Data tied to figure images:
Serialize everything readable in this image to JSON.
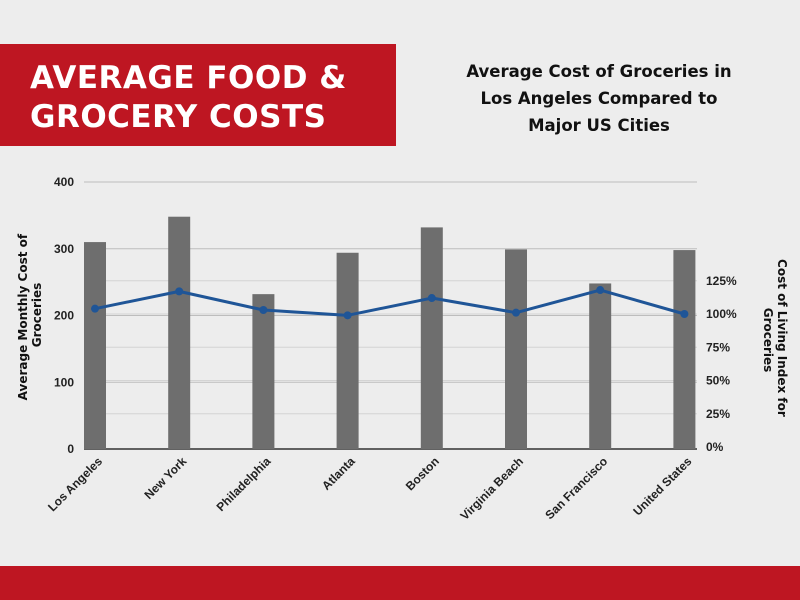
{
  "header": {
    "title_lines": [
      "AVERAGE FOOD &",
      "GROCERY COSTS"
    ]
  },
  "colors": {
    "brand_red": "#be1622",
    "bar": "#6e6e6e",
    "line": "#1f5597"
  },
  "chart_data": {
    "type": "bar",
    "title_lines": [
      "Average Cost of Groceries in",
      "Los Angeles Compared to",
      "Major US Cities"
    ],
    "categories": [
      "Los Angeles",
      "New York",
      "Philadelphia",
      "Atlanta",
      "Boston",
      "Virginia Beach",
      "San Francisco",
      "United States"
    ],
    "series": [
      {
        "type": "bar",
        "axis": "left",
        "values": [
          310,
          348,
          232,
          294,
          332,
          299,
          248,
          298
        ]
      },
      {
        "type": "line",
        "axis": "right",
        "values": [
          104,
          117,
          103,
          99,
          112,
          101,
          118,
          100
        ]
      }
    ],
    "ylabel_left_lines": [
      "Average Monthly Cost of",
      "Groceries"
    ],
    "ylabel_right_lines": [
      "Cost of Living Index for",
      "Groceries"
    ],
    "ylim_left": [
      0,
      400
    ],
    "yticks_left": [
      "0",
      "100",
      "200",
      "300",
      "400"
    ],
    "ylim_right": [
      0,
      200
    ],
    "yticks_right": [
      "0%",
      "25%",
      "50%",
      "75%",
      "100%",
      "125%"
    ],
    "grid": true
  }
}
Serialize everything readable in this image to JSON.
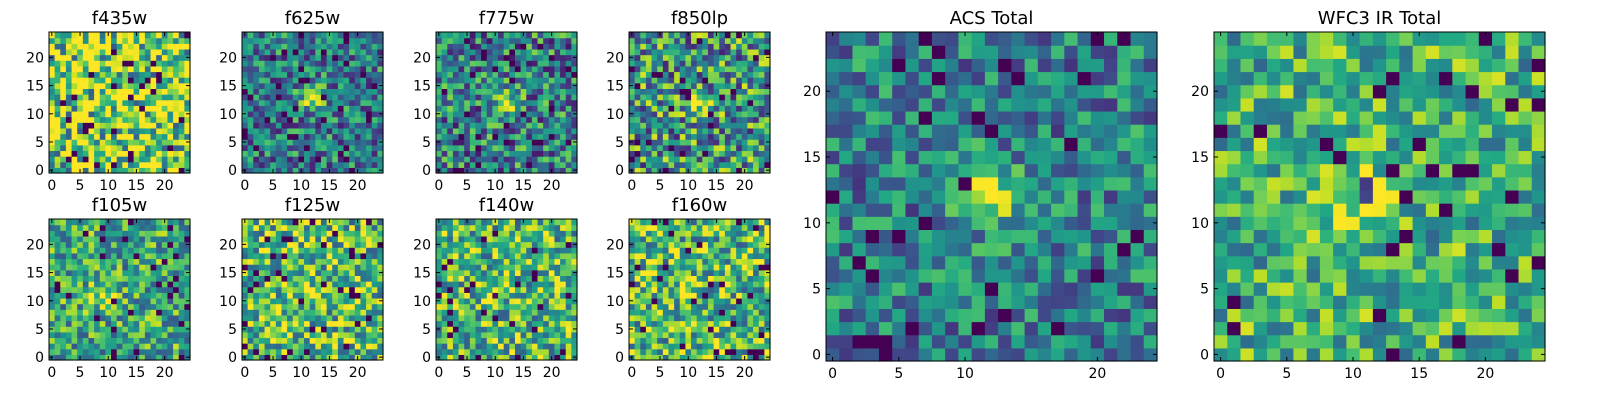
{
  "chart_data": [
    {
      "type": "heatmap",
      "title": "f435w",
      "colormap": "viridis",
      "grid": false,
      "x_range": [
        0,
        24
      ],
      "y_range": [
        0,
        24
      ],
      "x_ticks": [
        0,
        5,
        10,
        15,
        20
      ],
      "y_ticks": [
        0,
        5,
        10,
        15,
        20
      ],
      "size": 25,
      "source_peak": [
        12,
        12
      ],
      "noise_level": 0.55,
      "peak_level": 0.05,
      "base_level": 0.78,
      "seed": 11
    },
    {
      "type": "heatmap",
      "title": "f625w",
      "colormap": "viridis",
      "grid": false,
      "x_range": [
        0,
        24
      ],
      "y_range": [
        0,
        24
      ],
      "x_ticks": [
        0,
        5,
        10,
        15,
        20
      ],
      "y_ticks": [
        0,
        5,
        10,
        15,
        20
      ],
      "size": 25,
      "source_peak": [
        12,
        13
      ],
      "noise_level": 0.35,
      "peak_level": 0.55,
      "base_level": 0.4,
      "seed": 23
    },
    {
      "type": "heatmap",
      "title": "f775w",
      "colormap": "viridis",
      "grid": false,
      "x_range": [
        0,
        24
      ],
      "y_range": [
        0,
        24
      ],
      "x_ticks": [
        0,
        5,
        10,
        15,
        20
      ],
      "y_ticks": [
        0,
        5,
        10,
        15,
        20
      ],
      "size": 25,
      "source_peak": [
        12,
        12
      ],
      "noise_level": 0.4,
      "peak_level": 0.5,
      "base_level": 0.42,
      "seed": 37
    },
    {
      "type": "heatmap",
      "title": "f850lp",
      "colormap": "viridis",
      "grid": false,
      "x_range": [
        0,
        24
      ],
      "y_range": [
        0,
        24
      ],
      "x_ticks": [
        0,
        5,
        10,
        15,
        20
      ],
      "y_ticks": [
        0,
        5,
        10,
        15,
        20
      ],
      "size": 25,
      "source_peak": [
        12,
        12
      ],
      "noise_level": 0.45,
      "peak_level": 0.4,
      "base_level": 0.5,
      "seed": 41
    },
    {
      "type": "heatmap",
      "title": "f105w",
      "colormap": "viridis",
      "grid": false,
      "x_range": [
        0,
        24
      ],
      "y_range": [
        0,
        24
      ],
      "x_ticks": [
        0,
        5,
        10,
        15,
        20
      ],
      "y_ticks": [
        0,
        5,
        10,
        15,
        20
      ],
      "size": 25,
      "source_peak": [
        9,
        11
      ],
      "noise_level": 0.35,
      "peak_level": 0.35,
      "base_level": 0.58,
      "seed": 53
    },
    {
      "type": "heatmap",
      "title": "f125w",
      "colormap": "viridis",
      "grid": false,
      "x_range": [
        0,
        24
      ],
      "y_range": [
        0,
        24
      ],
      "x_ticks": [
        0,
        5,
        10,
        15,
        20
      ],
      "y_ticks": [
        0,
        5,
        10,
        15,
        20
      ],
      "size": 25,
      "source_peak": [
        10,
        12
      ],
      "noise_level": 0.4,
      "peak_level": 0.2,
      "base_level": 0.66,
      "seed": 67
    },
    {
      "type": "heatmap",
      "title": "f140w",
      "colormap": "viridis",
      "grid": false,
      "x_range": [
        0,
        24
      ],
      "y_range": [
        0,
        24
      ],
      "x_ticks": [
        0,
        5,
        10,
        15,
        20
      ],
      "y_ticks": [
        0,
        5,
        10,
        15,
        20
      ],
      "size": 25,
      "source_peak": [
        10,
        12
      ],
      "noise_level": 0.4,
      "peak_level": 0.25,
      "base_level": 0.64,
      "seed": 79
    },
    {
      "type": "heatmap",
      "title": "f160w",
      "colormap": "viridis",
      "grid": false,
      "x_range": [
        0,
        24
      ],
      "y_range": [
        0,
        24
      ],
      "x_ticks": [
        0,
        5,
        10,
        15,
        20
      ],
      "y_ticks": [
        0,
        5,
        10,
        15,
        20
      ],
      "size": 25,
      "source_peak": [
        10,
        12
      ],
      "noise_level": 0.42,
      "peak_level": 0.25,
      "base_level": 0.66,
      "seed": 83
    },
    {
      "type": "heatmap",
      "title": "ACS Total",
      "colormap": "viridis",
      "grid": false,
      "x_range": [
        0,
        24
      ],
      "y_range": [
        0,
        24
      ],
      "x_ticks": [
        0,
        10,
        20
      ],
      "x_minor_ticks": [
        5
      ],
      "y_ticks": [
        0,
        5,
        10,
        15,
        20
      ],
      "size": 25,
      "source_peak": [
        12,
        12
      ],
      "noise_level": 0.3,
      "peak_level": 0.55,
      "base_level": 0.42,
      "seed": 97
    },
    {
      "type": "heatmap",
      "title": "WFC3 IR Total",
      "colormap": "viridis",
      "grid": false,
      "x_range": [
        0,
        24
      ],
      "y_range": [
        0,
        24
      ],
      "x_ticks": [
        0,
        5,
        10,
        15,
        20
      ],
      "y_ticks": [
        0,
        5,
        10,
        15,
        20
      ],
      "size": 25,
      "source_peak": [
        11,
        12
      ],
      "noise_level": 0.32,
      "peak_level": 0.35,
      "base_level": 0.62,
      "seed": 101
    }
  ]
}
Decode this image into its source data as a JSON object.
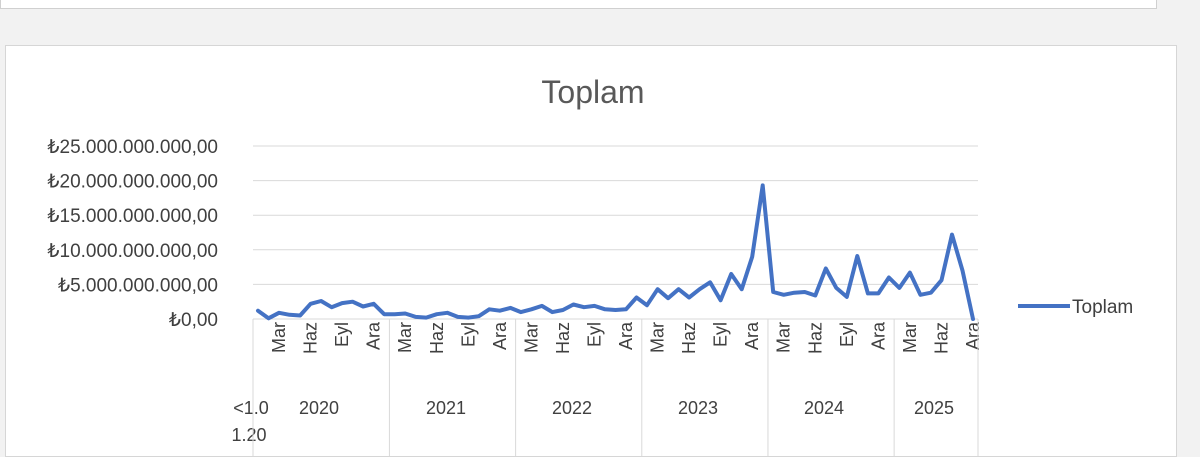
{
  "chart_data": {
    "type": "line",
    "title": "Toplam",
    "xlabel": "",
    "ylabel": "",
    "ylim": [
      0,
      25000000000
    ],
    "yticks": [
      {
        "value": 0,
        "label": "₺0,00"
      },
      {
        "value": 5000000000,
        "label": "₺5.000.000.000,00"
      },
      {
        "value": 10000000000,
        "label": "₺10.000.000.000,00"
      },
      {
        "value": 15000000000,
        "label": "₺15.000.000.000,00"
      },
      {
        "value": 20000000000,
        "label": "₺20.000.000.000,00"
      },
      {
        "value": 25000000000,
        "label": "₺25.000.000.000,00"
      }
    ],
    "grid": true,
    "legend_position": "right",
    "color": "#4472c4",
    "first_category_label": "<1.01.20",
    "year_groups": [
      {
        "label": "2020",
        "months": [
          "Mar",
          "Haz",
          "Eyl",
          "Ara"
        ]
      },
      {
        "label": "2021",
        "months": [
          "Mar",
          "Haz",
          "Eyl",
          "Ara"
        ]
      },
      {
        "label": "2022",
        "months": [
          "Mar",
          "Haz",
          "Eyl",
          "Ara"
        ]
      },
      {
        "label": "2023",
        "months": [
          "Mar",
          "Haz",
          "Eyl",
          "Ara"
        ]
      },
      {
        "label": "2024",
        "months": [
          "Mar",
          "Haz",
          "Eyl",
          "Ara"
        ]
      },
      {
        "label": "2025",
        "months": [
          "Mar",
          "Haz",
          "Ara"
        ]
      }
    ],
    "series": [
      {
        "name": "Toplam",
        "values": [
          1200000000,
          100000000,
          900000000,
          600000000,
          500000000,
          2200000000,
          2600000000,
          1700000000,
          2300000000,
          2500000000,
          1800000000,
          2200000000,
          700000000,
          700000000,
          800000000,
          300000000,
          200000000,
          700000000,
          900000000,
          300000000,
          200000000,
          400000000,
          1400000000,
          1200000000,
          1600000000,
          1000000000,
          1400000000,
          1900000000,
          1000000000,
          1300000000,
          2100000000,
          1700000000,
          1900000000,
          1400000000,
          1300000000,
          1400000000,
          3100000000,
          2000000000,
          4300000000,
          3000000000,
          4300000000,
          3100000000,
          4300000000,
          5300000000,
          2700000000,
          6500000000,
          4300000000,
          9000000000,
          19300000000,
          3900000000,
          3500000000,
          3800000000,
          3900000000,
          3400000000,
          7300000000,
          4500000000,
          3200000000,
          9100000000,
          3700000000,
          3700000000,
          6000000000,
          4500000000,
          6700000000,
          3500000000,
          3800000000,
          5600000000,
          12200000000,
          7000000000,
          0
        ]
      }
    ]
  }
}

- [AIM] Say how many lines of the data include the word "Angeles". Respond with the number alone.

- [TASK RESPONSE] 2